Page element annotations:
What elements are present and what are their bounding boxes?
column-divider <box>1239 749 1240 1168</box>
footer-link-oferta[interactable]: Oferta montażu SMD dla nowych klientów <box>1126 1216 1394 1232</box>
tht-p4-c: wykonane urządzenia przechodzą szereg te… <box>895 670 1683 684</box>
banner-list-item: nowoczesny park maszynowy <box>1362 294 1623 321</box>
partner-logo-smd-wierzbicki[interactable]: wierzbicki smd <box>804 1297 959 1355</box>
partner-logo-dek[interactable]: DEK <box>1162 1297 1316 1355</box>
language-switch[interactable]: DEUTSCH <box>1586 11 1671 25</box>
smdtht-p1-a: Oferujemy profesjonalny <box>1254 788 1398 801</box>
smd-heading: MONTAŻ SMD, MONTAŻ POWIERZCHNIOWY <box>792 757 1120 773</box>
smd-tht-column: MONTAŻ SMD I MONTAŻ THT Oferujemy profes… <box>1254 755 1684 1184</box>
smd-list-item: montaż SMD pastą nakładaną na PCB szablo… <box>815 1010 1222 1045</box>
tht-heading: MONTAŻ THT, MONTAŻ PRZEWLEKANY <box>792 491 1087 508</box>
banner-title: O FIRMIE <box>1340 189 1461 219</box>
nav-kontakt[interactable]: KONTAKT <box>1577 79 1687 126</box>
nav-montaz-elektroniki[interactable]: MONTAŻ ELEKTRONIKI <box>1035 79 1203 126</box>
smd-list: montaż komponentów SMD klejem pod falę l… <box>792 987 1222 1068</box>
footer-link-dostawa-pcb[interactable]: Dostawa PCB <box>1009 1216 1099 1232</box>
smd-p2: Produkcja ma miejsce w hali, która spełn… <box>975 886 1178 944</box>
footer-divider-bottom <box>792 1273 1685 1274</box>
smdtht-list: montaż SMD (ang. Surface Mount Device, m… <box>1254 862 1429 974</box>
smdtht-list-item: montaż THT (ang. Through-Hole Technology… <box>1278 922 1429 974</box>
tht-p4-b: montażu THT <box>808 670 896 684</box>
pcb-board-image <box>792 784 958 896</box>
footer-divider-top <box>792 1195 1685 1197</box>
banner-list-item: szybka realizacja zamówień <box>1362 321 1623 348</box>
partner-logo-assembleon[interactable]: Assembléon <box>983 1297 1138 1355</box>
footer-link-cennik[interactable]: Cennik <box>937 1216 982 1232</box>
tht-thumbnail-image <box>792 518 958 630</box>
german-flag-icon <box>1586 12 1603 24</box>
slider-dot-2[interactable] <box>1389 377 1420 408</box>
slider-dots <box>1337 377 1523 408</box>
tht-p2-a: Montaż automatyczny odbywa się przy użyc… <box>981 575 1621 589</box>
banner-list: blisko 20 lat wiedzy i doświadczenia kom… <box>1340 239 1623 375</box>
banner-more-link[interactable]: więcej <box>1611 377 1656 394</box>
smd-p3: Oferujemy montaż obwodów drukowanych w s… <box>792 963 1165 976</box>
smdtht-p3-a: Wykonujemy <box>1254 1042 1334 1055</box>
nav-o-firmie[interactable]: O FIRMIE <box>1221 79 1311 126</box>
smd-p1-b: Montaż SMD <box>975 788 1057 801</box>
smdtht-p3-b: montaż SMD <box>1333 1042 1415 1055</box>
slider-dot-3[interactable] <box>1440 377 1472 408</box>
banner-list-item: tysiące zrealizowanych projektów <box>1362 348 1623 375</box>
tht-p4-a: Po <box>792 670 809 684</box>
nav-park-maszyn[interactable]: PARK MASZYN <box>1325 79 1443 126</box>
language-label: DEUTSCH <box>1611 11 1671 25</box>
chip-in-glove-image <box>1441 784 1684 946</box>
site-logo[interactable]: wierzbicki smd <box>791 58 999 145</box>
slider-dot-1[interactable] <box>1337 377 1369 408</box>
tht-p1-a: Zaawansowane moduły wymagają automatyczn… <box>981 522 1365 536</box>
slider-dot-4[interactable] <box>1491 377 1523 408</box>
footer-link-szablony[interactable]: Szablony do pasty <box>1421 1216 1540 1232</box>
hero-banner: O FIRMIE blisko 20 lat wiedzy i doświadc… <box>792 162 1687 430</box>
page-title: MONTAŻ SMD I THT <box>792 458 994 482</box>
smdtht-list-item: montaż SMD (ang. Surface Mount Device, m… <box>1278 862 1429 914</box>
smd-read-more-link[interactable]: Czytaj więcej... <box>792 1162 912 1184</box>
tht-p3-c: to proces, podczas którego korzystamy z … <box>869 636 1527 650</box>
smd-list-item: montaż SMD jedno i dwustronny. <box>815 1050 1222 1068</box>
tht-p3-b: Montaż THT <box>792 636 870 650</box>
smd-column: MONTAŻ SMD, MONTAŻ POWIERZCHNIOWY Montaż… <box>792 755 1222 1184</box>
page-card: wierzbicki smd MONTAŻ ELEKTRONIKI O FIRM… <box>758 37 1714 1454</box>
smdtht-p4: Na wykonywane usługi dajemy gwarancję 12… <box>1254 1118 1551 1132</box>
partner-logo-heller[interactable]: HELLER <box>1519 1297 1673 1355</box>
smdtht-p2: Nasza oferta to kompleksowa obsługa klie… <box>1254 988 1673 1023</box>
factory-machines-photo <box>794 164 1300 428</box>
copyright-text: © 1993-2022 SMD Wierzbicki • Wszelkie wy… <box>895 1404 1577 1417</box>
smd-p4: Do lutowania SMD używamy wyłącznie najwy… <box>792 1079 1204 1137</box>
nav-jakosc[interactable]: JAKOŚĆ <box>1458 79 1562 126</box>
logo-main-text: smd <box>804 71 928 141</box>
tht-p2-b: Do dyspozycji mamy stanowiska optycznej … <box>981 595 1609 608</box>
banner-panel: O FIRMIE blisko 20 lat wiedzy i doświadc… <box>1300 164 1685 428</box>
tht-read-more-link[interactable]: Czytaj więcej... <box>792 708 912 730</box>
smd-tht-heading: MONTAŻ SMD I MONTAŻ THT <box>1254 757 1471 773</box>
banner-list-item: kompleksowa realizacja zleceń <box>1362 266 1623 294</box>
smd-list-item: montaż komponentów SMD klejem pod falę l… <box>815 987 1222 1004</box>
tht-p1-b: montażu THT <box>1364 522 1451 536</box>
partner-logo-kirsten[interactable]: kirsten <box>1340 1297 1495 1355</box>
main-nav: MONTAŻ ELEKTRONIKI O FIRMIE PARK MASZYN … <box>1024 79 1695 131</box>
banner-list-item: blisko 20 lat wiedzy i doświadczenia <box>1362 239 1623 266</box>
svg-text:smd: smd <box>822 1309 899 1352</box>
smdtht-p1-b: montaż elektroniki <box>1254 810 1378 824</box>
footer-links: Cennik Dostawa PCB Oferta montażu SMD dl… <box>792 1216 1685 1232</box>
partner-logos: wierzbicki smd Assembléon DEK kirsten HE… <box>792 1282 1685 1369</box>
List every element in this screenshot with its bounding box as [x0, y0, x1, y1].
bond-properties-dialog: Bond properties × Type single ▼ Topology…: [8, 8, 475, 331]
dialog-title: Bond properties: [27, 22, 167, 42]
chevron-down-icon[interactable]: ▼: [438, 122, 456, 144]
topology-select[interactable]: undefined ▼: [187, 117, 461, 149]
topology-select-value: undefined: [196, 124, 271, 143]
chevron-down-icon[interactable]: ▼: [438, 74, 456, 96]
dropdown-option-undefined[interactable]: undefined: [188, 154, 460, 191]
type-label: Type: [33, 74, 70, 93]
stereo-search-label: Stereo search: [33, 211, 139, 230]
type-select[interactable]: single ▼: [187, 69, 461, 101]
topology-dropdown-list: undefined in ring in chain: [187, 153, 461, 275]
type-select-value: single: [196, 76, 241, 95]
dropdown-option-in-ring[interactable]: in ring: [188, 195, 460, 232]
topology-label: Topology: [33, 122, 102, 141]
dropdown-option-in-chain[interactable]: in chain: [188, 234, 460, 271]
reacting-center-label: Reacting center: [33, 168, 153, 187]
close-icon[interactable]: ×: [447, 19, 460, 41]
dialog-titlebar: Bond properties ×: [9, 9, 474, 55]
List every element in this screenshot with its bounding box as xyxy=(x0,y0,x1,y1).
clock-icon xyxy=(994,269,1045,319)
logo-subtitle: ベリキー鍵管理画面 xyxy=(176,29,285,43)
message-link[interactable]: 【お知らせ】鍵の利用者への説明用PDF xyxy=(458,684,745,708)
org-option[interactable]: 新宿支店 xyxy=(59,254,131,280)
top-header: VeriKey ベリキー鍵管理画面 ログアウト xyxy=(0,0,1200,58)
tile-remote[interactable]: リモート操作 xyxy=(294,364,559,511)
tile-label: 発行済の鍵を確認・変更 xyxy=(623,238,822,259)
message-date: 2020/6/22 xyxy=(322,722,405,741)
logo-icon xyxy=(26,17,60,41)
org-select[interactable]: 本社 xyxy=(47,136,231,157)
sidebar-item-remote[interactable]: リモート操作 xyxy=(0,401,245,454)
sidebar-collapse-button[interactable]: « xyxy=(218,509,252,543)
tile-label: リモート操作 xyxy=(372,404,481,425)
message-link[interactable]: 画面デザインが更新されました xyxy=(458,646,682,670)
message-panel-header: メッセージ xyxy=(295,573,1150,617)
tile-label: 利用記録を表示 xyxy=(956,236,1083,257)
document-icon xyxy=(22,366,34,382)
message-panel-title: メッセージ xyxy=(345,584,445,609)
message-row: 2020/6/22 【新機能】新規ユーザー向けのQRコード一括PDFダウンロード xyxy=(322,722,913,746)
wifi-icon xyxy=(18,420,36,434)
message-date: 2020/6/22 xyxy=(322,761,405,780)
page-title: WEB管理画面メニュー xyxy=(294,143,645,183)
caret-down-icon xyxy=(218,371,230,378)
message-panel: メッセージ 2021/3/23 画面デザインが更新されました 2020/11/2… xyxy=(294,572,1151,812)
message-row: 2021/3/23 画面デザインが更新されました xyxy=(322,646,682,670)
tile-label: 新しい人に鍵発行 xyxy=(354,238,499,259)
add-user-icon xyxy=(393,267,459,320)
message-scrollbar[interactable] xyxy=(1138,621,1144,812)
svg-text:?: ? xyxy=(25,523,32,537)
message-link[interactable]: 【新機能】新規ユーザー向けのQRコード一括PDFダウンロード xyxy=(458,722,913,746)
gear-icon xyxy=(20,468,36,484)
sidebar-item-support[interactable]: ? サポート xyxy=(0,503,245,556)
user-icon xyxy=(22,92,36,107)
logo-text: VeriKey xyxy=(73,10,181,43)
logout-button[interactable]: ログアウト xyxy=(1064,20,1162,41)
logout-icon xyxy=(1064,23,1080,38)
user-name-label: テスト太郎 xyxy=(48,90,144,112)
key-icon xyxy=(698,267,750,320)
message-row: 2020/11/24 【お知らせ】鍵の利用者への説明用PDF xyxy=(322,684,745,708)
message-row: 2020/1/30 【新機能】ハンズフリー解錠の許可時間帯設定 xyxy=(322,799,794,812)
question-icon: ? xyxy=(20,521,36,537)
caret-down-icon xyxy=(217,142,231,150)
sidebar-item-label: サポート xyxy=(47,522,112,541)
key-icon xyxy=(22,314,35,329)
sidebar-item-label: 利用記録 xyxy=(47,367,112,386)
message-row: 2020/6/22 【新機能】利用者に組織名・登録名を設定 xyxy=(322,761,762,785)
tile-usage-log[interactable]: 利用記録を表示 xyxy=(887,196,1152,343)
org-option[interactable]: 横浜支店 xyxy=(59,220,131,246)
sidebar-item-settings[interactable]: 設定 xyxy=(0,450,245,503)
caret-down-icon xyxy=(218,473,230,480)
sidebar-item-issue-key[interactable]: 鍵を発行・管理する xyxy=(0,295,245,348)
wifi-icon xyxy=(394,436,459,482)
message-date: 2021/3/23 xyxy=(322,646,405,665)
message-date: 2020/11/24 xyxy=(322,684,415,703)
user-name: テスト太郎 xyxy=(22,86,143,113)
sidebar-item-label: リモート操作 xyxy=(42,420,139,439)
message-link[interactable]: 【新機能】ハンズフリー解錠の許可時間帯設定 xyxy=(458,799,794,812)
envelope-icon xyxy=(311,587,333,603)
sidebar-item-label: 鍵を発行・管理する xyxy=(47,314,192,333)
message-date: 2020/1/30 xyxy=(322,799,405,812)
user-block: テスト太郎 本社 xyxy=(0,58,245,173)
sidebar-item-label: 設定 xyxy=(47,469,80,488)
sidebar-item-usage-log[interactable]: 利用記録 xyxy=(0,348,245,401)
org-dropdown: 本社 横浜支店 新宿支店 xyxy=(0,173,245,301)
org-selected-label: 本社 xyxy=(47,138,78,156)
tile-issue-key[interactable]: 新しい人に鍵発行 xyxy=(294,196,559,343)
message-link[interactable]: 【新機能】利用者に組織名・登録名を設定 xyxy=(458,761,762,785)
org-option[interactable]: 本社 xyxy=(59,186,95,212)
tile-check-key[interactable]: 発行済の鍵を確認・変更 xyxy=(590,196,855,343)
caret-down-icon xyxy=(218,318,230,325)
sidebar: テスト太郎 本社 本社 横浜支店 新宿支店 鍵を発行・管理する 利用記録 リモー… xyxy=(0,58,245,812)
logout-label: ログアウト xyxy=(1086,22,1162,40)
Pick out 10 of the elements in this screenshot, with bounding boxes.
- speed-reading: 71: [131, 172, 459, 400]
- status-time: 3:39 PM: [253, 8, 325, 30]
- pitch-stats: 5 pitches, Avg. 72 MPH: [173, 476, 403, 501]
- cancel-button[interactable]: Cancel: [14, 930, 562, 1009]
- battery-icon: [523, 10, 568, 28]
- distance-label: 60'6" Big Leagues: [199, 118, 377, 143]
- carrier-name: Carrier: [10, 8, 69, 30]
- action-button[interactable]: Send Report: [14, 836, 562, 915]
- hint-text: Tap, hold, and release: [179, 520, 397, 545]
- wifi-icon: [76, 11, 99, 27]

§ **The task**
Turn the material from its first line through the line containing "partner-logo-smd-wierzbicki[interactable]: wierzbicki smd" into a numbered list, leaving out any blank lines and including nothing past that line.

§ **Result below**
1. What elements are present and what are their bounding boxes?
2. column-divider <box>1239 749 1240 1168</box>
3. footer-link-oferta[interactable]: Oferta montażu SMD dla nowych klientów <box>1126 1216 1394 1232</box>
4. tht-p4-c: wykonane urządzenia przechodzą szereg te… <box>895 670 1683 684</box>
5. banner-list-item: nowoczesny park maszynowy <box>1362 294 1623 321</box>
6. partner-logo-smd-wierzbicki[interactable]: wierzbicki smd <box>804 1297 959 1355</box>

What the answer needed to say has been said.